===== Records shown =====

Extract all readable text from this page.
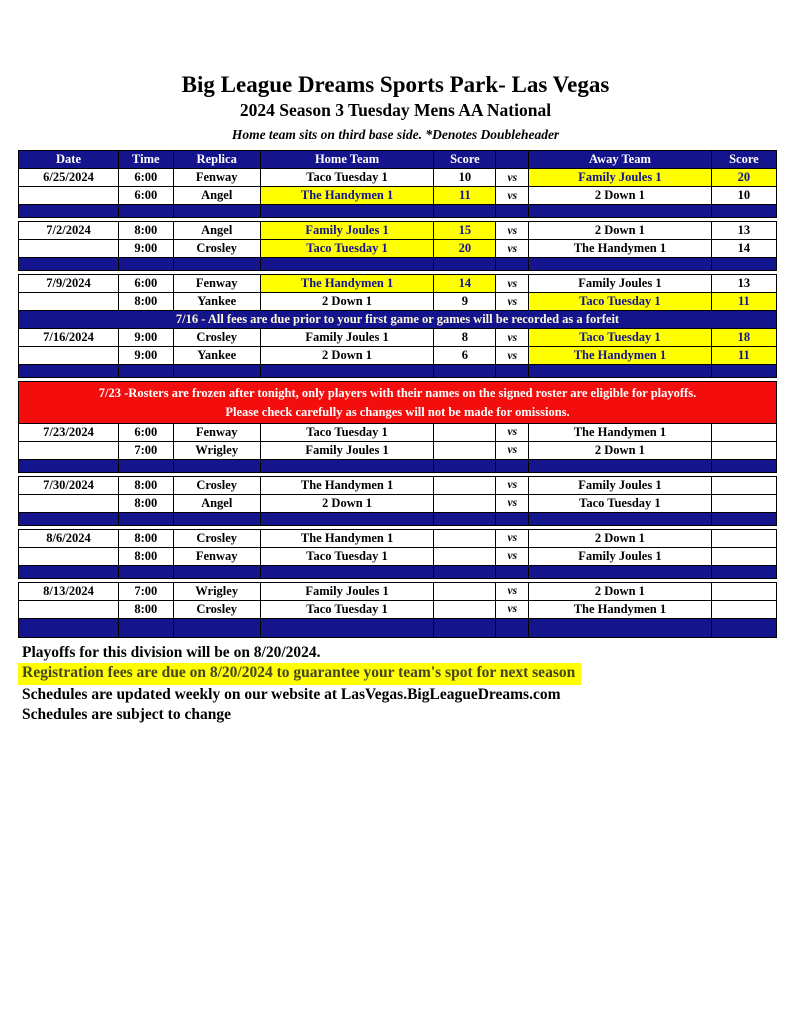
Big League Dreams Sports Park- Las Vegas
2024 Season 3 Tuesday Mens AA National
Home team sits on third base side. *Denotes Doubleheader
Date	Time	Replica	Home Team	Score		Away Team	Score
6/25/2024	6:00	Fenway	Taco Tuesday 1	10	vs	Family Joules 1	20
	6:00	Angel	The Handymen 1	11	vs	2 Down 1	10

7/2/2024	8:00	Angel	Family Joules 1	15	vs	2 Down 1	13
	9:00	Crosley	Taco Tuesday 1	20	vs	The Handymen 1	14

7/9/2024	6:00	Fenway	The Handymen 1	14	vs	Family Joules 1	13
	8:00	Yankee	2 Down 1	9	vs	Taco Tuesday 1	11
7/16 - All fees are due prior to your first game or games will be recorded as a forfeit							
7/16/2024	9:00	Crosley	Family Joules 1	8	vs	Taco Tuesday 1	18
	9:00	Yankee	2 Down 1	6	vs	The Handymen 1	11

7/23 -Rosters are frozen after tonight, only players with their names on the signed roster are eligible for playoffs.
Please check carefully as changes will not be made for omissions.							

7/23/2024	6:00	Fenway	Taco Tuesday 1		vs	The Handymen 1	
	7:00	Wrigley	Family Joules 1		vs	2 Down 1	

7/30/2024	8:00	Crosley	The Handymen 1		vs	Family Joules 1	
	8:00	Angel	2 Down 1		vs	Taco Tuesday 1	

8/6/2024	8:00	Crosley	The Handymen 1		vs	2 Down 1	
	8:00	Fenway	Taco Tuesday 1		vs	Family Joules 1	

8/13/2024	7:00	Wrigley	Family Joules 1		vs	2 Down 1	
	8:00	Crosley	Taco Tuesday 1		vs	The Handymen 1	

Playoffs for this division will be on 8/20/2024.
Registration fees are due on 8/20/2024 to guarantee your team's spot for next season
Schedules are updated weekly on our website at LasVegas.BigLeagueDreams.com
Schedules are subject to change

=====

Problem details
List each line in the listing that contains the string "this".

Result
Extract all readable text from this page.
Playoffs for this division will be on 8/20/2024.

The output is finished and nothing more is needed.